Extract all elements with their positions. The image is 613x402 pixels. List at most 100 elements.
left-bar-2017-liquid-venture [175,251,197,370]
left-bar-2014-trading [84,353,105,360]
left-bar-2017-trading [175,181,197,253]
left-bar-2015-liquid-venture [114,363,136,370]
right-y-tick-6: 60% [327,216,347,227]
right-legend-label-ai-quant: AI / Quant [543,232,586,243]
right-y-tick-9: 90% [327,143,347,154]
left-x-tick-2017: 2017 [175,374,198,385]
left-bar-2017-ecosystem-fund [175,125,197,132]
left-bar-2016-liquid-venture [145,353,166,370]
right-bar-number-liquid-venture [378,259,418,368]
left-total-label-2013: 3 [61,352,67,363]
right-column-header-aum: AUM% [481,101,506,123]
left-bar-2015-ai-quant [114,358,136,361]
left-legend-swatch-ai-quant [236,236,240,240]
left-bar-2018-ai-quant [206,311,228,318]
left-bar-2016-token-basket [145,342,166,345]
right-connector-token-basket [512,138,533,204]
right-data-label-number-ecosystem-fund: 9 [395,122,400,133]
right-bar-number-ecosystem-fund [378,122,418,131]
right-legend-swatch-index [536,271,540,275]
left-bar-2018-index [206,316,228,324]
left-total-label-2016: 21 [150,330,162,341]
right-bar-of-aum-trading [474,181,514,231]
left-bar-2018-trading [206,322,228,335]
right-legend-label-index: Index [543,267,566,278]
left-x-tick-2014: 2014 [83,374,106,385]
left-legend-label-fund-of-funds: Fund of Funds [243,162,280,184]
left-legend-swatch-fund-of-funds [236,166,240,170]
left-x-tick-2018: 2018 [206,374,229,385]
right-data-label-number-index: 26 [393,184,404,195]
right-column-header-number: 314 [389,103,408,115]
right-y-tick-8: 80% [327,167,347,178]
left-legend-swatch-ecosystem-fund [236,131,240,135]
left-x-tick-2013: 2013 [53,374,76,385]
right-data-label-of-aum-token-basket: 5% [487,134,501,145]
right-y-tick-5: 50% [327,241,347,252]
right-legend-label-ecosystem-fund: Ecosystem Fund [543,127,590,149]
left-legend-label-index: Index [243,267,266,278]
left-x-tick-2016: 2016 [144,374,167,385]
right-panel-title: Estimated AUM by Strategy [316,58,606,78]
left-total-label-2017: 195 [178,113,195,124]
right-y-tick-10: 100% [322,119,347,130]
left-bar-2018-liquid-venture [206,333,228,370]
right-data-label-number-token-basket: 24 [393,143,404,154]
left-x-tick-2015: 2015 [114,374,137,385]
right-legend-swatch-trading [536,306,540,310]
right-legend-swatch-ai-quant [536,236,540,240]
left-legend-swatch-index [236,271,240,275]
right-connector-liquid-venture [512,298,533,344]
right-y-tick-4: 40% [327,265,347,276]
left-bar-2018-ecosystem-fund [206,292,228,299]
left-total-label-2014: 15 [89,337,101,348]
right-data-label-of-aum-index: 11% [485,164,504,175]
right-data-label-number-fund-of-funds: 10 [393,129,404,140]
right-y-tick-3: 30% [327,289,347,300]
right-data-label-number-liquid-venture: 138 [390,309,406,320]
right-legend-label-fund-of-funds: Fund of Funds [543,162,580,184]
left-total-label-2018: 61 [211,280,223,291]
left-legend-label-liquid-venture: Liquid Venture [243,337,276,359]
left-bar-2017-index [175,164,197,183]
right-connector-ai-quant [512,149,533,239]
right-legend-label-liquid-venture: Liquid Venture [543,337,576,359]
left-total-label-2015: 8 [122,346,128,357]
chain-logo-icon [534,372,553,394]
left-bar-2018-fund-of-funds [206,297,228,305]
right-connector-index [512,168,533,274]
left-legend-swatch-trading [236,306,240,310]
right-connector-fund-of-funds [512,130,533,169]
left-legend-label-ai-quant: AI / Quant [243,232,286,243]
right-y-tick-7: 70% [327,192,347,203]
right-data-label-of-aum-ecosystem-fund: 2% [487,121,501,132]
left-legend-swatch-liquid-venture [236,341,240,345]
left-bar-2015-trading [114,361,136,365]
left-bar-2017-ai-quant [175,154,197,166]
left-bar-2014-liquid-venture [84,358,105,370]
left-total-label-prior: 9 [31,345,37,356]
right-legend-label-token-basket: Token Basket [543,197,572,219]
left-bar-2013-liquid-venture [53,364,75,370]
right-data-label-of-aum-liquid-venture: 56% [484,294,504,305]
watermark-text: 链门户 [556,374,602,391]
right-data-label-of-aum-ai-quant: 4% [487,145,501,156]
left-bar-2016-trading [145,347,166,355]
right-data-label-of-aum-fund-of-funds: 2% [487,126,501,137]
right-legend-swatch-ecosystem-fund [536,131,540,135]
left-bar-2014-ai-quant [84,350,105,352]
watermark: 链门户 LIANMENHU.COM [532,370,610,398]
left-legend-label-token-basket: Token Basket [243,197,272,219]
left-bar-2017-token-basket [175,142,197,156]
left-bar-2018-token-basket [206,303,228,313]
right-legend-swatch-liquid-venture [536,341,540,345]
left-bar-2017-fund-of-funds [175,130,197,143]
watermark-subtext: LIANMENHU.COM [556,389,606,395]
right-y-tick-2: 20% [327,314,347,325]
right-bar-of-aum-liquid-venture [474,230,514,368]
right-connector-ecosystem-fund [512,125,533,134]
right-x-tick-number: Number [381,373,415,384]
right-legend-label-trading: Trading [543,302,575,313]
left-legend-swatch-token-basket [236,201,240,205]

AIM:
From the first line through the line containing "left-legend-label-fund-of-funds: Fund of", output those lines as a Markdown table with the columns Row and Line, numbering each row and omitting blank lines.

OUTPUT OF THE EXERCISE:
| Row | Line |
|---|---|
| 1 | Extract all elements with their positions. The image is 613x402 pixels. List at most 100 elements. |
| 2 | left-bar-2017-liquid-venture [175,251,197,370] |
| 3 | left-bar-2014-trading [84,353,105,360] |
| 4 | left-bar-2017-trading [175,181,197,253] |
| 5 | left-bar-2015-liquid-venture [114,363,136,370] |
| 6 | right-y-tick-6: 60% [327,216,347,227] |
| 7 | right-legend-label-ai-quant: AI / Quant [543,232,586,243] |
| 8 | right-y-tick-9: 90% [327,143,347,154] |
| 9 | left-x-tick-2017: 2017 [175,374,198,385] |
| 10 | left-bar-2017-ecosystem-fund [175,125,197,132] |
| 11 | left-bar-2016-liquid-venture [145,353,166,370] |
| 12 | right-bar-number-liquid-venture [378,259,418,368] |
| 13 | left-total-label-2013: 3 [61,352,67,363] |
| 14 | right-column-header-aum: AUM% [481,101,506,123] |
| 15 | left-bar-2015-ai-quant [114,358,136,361] |
| 16 | left-legend-swatch-ai-quant [236,236,240,240] |
| 17 | left-bar-2018-ai-quant [206,311,228,318] |
| 18 | left-bar-2016-token-basket [145,342,166,345] |
| 19 | right-connector-token-basket [512,138,533,204] |
| 20 | right-data-label-number-ecosystem-fund: 9 [395,122,400,133] |
| 21 | right-bar-number-ecosystem-fund [378,122,418,131] |
| 22 | right-legend-swatch-index [536,271,540,275] |
| 23 | left-bar-2018-index [206,316,228,324] |
| 24 | left-total-label-2016: 21 [150,330,162,341] |
| 25 | right-bar-of-aum-trading [474,181,514,231] |
| 26 | left-bar-2018-trading [206,322,228,335] |
| 27 | right-legend-label-index: Index [543,267,566,278] |
| 28 | left-x-tick-2014: 2014 [83,374,106,385] |
| 29 | left-legend-label-fund-of-funds: Fund of Funds [243,162,280,184] |